Every line with the string "detached" should be gathered.
+++ Stored records +++
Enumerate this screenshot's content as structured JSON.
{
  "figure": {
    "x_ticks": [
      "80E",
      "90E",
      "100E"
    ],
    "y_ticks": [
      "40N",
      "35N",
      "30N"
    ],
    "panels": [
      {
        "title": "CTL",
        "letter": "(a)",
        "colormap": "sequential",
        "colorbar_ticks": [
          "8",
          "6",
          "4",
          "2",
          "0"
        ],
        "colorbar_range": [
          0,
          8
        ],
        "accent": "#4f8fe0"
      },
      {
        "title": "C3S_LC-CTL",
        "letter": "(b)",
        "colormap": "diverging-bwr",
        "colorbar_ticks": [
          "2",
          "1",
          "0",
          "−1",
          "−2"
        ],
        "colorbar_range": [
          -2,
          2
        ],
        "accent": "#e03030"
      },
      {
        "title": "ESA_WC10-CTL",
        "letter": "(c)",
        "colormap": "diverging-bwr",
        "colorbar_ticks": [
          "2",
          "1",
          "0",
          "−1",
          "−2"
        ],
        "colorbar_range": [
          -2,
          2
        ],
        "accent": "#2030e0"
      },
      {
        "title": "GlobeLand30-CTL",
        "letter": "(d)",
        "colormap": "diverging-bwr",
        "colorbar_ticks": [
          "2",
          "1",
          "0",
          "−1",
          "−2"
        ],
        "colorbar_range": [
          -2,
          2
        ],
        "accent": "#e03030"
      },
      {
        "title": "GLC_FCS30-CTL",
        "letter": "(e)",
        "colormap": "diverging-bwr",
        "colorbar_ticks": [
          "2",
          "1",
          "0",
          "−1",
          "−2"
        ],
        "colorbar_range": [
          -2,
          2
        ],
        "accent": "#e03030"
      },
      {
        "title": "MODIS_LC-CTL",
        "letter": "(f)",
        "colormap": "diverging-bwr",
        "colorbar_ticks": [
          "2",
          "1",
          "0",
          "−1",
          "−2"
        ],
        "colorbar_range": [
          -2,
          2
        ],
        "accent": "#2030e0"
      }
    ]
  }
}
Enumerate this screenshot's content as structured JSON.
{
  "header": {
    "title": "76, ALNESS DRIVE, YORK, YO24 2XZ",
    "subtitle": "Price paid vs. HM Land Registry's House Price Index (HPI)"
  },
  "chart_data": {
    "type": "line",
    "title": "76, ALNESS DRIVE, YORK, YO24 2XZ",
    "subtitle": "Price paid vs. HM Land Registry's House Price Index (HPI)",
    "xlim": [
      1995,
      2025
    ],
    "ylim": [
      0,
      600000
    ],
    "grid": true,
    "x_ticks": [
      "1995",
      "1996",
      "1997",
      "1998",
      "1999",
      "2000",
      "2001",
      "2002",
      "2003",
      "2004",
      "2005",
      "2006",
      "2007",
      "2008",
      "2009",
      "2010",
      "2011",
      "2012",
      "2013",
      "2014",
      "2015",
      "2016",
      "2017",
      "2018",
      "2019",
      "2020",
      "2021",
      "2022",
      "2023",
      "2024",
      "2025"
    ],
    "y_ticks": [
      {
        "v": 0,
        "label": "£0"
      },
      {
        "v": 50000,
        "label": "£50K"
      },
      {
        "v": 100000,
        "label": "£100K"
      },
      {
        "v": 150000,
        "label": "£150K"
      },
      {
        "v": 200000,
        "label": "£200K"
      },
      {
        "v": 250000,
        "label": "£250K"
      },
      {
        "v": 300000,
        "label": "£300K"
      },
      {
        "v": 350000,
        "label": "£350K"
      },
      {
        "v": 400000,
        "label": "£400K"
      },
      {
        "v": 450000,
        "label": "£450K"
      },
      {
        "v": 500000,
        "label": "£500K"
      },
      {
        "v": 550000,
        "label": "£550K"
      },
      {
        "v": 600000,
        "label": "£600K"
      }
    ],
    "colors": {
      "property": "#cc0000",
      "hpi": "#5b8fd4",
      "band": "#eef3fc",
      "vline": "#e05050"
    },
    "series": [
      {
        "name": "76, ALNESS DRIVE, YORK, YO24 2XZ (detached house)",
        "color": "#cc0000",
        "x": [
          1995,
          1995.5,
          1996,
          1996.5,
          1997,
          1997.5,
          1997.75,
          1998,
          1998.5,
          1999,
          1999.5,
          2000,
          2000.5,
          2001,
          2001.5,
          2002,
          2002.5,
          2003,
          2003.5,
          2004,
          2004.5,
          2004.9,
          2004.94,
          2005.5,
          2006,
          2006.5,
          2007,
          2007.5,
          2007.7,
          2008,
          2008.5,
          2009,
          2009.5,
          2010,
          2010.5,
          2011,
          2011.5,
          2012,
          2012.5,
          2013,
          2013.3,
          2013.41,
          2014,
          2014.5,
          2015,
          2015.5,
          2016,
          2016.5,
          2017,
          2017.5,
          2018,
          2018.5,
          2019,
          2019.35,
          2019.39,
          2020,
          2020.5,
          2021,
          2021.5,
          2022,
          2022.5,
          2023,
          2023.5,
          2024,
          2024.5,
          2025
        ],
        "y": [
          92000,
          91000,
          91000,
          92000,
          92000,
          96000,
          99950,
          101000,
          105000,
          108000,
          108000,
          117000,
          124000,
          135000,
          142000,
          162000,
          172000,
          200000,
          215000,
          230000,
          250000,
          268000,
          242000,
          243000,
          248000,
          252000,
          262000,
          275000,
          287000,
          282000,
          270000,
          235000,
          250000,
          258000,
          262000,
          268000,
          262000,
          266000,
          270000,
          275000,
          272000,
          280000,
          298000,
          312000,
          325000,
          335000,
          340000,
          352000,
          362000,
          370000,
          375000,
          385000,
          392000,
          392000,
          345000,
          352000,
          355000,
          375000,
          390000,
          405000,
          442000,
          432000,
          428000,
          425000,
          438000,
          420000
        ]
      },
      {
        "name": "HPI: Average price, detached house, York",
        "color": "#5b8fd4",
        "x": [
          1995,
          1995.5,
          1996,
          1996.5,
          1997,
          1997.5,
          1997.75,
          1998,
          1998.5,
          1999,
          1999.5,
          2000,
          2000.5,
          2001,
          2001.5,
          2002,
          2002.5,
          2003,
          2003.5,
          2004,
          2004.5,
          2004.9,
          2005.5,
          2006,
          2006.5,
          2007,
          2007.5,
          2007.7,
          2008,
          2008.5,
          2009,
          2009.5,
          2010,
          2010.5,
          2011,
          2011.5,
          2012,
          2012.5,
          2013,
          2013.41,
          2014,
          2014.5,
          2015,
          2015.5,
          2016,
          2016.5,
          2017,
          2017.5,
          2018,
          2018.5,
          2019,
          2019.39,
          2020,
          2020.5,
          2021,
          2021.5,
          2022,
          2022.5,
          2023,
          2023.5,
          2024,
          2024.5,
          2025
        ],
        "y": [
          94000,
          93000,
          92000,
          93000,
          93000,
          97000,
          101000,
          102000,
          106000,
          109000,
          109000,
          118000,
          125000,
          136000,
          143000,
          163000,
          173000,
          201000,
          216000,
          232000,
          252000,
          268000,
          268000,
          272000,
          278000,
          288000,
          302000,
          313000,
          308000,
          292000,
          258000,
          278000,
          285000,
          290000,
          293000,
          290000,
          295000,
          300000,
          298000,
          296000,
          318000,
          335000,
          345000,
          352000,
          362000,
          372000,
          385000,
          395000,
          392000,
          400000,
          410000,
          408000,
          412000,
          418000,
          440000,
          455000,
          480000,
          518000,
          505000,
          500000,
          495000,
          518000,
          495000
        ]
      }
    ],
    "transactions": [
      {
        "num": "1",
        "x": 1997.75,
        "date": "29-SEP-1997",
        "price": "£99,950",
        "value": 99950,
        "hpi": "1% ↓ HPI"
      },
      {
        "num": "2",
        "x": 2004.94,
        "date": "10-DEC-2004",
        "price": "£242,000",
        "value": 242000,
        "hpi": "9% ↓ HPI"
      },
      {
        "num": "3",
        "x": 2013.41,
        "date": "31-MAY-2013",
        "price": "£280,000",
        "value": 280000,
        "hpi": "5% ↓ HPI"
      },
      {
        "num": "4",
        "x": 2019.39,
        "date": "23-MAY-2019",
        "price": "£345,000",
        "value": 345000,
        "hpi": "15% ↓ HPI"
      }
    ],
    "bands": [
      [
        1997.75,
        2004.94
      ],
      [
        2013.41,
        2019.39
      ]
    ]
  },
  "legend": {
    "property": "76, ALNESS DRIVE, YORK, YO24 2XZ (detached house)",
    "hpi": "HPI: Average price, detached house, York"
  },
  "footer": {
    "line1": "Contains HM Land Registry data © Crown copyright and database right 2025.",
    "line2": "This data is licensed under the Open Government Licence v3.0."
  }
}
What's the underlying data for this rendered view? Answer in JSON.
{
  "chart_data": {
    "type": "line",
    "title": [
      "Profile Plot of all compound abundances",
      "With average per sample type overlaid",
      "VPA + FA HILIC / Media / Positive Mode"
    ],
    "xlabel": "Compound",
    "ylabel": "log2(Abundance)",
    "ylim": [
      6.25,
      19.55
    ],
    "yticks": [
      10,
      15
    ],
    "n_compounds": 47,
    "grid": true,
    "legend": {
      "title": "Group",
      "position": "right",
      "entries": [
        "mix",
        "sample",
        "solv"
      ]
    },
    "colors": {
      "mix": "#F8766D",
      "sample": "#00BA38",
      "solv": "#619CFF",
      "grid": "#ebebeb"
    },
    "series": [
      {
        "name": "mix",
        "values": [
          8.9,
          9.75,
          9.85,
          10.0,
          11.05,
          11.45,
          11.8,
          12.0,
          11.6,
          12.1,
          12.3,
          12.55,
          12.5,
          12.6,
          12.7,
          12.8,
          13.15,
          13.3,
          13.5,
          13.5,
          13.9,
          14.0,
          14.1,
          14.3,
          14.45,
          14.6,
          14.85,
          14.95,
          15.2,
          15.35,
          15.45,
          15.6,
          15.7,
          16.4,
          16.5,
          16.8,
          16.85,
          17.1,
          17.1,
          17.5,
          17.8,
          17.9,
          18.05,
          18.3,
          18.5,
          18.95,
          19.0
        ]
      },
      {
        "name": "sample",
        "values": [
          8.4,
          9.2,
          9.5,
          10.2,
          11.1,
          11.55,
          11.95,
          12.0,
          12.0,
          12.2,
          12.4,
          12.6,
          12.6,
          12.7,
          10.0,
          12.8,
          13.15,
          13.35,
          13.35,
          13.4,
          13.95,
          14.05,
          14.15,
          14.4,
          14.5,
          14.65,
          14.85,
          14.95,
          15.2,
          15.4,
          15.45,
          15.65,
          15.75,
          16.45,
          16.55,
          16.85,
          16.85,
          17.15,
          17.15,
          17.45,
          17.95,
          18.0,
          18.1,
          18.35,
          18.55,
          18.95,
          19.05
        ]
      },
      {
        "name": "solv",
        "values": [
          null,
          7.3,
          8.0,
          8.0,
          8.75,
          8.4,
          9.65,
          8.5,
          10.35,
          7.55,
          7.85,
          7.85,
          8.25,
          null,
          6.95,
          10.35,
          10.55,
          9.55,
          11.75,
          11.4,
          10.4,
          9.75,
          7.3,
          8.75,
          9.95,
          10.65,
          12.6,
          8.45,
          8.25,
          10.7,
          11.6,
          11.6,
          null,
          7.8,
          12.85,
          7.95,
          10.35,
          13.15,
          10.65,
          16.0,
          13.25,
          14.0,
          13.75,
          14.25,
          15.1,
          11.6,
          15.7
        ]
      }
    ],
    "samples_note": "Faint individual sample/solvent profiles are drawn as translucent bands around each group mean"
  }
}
+++
Finished exercise:
        "name": "76, ALNESS DRIVE, YORK, YO24 2XZ (detached house)",
        "name": "HPI: Average price, detached house, York",
    "property": "76, ALNESS DRIVE, YORK, YO24 2XZ (detached house)",
    "hpi": "HPI: Average price, detached house, York"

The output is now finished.